EXERCISE DETAILS: Will you extract the entries word for word? Images should not appear in the copy.

━━━━━━━━━━━━━━━━

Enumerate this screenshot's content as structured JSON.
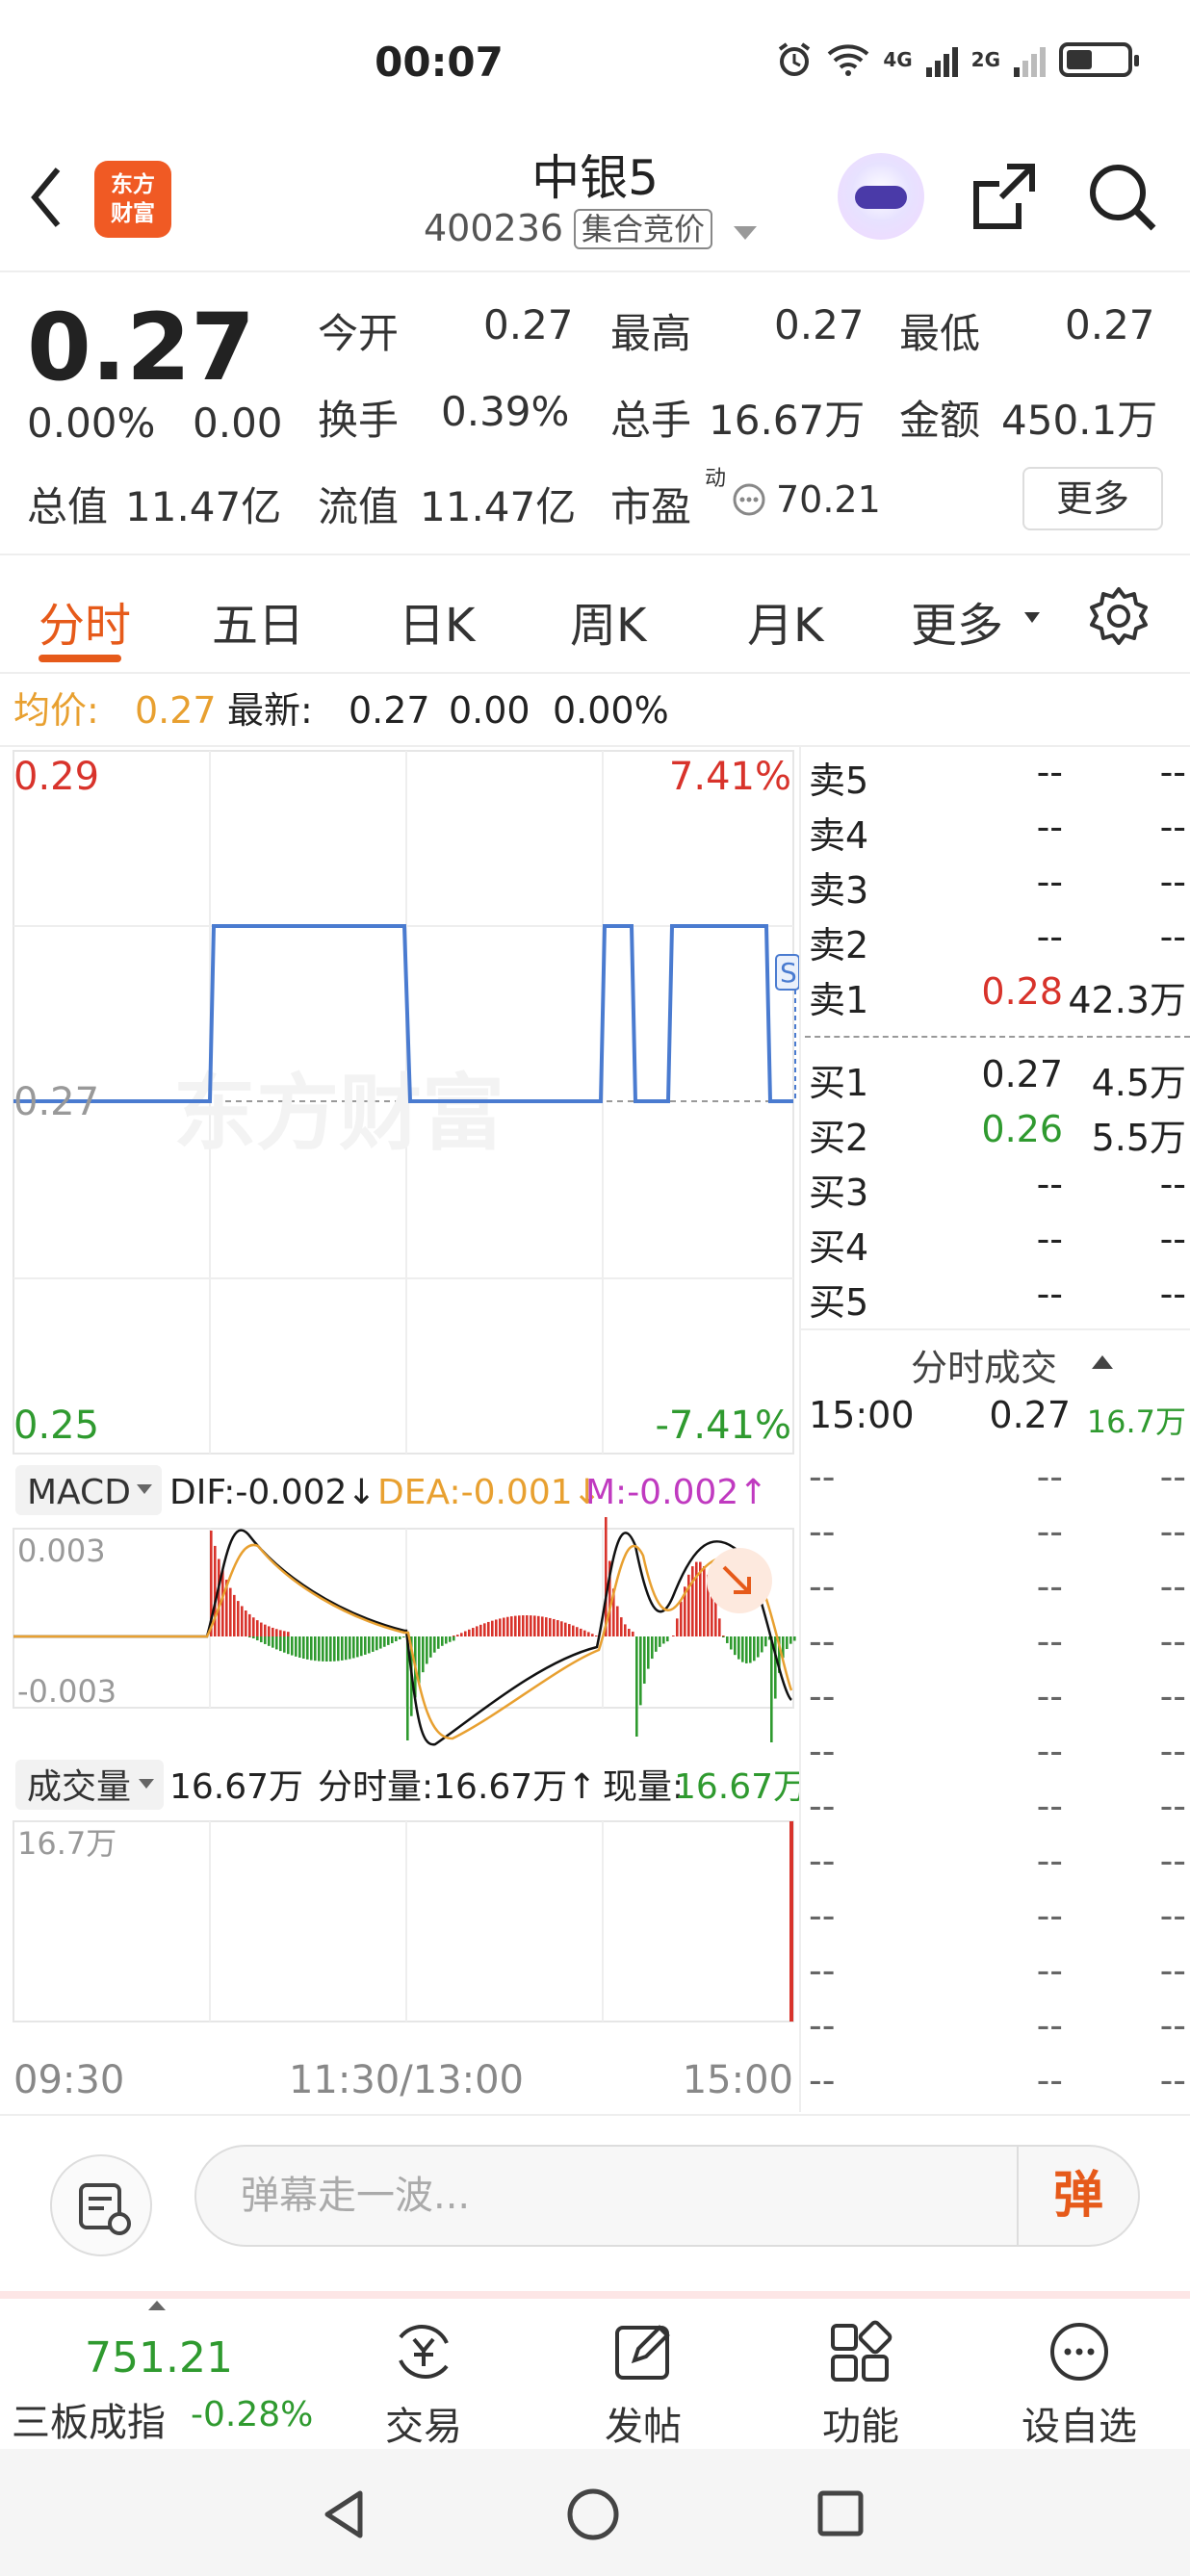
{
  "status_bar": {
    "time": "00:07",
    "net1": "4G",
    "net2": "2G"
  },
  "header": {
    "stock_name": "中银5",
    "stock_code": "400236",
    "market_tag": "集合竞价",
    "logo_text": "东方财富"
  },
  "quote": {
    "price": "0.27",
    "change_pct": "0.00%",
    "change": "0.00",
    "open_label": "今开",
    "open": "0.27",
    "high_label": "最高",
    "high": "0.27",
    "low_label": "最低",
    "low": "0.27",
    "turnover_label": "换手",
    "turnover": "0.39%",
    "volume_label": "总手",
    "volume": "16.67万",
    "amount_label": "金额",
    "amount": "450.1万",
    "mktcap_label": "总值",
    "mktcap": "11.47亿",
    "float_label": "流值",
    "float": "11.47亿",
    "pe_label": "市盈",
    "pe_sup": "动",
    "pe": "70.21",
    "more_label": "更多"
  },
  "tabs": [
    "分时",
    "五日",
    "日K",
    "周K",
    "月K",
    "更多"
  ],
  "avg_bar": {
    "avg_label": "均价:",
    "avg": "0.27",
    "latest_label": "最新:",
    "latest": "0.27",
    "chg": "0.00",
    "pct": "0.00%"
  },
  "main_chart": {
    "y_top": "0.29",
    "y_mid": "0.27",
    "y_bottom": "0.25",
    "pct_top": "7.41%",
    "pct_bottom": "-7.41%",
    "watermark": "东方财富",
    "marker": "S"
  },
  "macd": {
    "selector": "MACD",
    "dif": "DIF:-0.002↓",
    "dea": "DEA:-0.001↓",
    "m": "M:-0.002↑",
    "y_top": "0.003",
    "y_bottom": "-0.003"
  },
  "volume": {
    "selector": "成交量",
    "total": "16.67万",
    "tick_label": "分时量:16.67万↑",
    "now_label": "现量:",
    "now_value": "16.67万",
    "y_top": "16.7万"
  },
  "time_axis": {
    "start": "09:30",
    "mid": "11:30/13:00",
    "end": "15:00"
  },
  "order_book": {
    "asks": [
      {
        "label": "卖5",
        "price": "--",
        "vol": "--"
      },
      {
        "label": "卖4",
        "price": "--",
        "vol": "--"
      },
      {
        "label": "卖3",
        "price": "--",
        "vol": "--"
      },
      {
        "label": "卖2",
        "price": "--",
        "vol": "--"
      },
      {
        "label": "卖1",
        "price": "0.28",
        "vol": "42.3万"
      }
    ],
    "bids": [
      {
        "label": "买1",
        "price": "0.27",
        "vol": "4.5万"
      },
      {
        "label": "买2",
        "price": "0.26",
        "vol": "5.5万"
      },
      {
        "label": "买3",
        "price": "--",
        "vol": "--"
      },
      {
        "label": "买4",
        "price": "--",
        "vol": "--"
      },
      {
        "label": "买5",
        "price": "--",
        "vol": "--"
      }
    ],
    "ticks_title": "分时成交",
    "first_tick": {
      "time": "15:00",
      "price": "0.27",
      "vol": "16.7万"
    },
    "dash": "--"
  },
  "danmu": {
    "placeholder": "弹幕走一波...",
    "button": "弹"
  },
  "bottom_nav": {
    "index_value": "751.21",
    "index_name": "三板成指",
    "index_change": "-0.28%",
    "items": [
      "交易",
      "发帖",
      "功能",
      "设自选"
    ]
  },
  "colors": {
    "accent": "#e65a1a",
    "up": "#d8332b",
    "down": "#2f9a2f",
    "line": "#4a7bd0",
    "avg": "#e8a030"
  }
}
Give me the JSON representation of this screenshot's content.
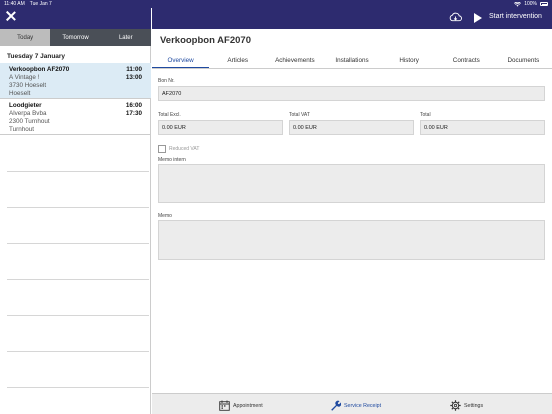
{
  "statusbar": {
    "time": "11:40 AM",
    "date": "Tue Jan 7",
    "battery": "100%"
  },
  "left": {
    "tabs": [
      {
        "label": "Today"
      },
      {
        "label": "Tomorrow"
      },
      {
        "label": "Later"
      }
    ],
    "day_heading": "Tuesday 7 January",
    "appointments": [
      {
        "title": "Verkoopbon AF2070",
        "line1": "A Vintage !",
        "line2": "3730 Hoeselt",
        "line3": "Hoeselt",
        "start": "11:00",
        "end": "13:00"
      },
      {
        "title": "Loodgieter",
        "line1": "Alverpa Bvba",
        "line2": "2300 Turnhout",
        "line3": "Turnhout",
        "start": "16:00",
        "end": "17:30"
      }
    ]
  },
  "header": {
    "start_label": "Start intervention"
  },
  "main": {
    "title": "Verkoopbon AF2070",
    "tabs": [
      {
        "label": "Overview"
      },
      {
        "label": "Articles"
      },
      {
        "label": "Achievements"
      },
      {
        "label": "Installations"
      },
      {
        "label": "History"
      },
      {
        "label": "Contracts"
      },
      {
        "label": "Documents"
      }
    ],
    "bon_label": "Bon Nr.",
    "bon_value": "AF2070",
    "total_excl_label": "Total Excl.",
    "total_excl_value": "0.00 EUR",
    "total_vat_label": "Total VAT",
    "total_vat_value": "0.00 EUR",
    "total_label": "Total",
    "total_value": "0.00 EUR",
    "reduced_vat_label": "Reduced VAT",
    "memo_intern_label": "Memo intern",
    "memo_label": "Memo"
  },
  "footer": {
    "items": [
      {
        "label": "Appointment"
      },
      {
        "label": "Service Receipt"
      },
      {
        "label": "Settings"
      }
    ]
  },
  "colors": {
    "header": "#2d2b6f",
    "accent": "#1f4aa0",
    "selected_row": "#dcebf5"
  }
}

━━━━━━━━━━━━━━━━

FINAL RESULT:
Enumerate this screenshot's content as structured JSON.
{
  "status_bar": {
    "time": "00:07",
    "net1": "4G",
    "net2": "2G"
  },
  "header": {
    "stock_name": "中银5",
    "stock_code": "400236",
    "market_tag": "集合竞价",
    "logo_text": "东方财富"
  },
  "quote": {
    "price": "0.27",
    "change_pct": "0.00%",
    "change": "0.00",
    "open_label": "今开",
    "open": "0.27",
    "high_label": "最高",
    "high": "0.27",
    "low_label": "最低",
    "low": "0.27",
    "turnover_label": "换手",
    "turnover": "0.39%",
    "volume_label": "总手",
    "volume": "16.67万",
    "amount_label": "金额",
    "amount": "450.1万",
    "mktcap_label": "总值",
    "mktcap": "11.47亿",
    "float_label": "流值",
    "float": "11.47亿",
    "pe_label": "市盈",
    "pe_sup": "动",
    "pe": "70.21",
    "more_label": "更多"
  },
  "tabs": [
    "分时",
    "五日",
    "日K",
    "周K",
    "月K",
    "更多"
  ],
  "avg_bar": {
    "avg_label": "均价:",
    "avg": "0.27",
    "latest_label": "最新:",
    "latest": "0.27",
    "chg": "0.00",
    "pct": "0.00%"
  },
  "main_chart": {
    "y_top": "0.29",
    "y_mid": "0.27",
    "y_bottom": "0.25",
    "pct_top": "7.41%",
    "pct_bottom": "-7.41%",
    "watermark": "东方财富",
    "marker": "S"
  },
  "macd": {
    "selector": "MACD",
    "dif": "DIF:-0.002↓",
    "dea": "DEA:-0.001↓",
    "m": "M:-0.002↑",
    "y_top": "0.003",
    "y_bottom": "-0.003"
  },
  "volume": {
    "selector": "成交量",
    "total": "16.67万",
    "tick_label": "分时量:16.67万↑",
    "now_label": "现量:",
    "now_value": "16.67万",
    "y_top": "16.7万"
  },
  "time_axis": {
    "start": "09:30",
    "mid": "11:30/13:00",
    "end": "15:00"
  },
  "order_book": {
    "asks": [
      {
        "label": "卖5",
        "price": "--",
        "vol": "--"
      },
      {
        "label": "卖4",
        "price": "--",
        "vol": "--"
      },
      {
        "label": "卖3",
        "price": "--",
        "vol": "--"
      },
      {
        "label": "卖2",
        "price": "--",
        "vol": "--"
      },
      {
        "label": "卖1",
        "price": "0.28",
        "vol": "42.3万"
      }
    ],
    "bids": [
      {
        "label": "买1",
        "price": "0.27",
        "vol": "4.5万"
      },
      {
        "label": "买2",
        "price": "0.26",
        "vol": "5.5万"
      },
      {
        "label": "买3",
        "price": "--",
        "vol": "--"
      },
      {
        "label": "买4",
        "price": "--",
        "vol": "--"
      },
      {
        "label": "买5",
        "price": "--",
        "vol": "--"
      }
    ],
    "ticks_title": "分时成交",
    "first_tick": {
      "time": "15:00",
      "price": "0.27",
      "vol": "16.7万"
    },
    "dash": "--"
  },
  "danmu": {
    "placeholder": "弹幕走一波...",
    "button": "弹"
  },
  "bottom_nav": {
    "index_value": "751.21",
    "index_name": "三板成指",
    "index_change": "-0.28%",
    "items": [
      "交易",
      "发帖",
      "功能",
      "设自选"
    ]
  },
  "colors": {
    "accent": "#e65a1a",
    "up": "#d8332b",
    "down": "#2f9a2f",
    "line": "#4a7bd0",
    "avg": "#e8a030"
  }
}
Give me the JSON representation of this screenshot's content.
{
  "statusbar": {
    "time": "11:40 AM",
    "date": "Tue Jan 7",
    "battery": "100%"
  },
  "left": {
    "tabs": [
      {
        "label": "Today"
      },
      {
        "label": "Tomorrow"
      },
      {
        "label": "Later"
      }
    ],
    "day_heading": "Tuesday 7 January",
    "appointments": [
      {
        "title": "Verkoopbon AF2070",
        "line1": "A Vintage !",
        "line2": "3730 Hoeselt",
        "line3": "Hoeselt",
        "start": "11:00",
        "end": "13:00"
      },
      {
        "title": "Loodgieter",
        "line1": "Alverpa Bvba",
        "line2": "2300 Turnhout",
        "line3": "Turnhout",
        "start": "16:00",
        "end": "17:30"
      }
    ]
  },
  "header": {
    "start_label": "Start intervention"
  },
  "main": {
    "title": "Verkoopbon AF2070",
    "tabs": [
      {
        "label": "Overview"
      },
      {
        "label": "Articles"
      },
      {
        "label": "Achievements"
      },
      {
        "label": "Installations"
      },
      {
        "label": "History"
      },
      {
        "label": "Contracts"
      },
      {
        "label": "Documents"
      }
    ],
    "bon_label": "Bon Nr.",
    "bon_value": "AF2070",
    "total_excl_label": "Total Excl.",
    "total_excl_value": "0.00 EUR",
    "total_vat_label": "Total VAT",
    "total_vat_value": "0.00 EUR",
    "total_label": "Total",
    "total_value": "0.00 EUR",
    "reduced_vat_label": "Reduced VAT",
    "memo_intern_label": "Memo intern",
    "memo_label": "Memo"
  },
  "footer": {
    "items": [
      {
        "label": "Appointment"
      },
      {
        "label": "Service Receipt"
      },
      {
        "label": "Settings"
      }
    ]
  },
  "colors": {
    "header": "#2d2b6f",
    "accent": "#1f4aa0",
    "selected_row": "#dcebf5"
  }
}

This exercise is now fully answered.